── Material provided

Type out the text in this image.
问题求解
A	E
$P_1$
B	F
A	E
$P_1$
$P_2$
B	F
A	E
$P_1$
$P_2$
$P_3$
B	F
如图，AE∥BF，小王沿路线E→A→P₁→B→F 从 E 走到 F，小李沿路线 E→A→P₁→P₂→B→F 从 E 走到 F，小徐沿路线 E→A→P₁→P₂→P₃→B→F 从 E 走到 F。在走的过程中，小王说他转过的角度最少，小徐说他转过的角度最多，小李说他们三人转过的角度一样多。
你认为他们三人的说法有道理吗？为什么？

────

Retype the listing exactly, in full.

• _Task answer_:
Type out the text in this image.
问题求解
A	E
$P_1$
B	F
A	E
$P_1$
$P_2$
B	F
A	E
$P_1$
$P_2$
$P_3$
B	F
如图，AE∥BF，小王沿路线E→A→P₁→B→F 从 E 走到 F，小李沿路线 E→A→P₁→P₂→B→F 从 E 走到 F，小徐沿路线 E→A→P₁→P₂→P₃→B→F 从 E 走到 F。在走的过程中，小王说他转过的角度最少，小徐说他转过的角度最多，小李说他们三人转过的角度一样多。
你认为他们三人的说法有道理吗？为什么？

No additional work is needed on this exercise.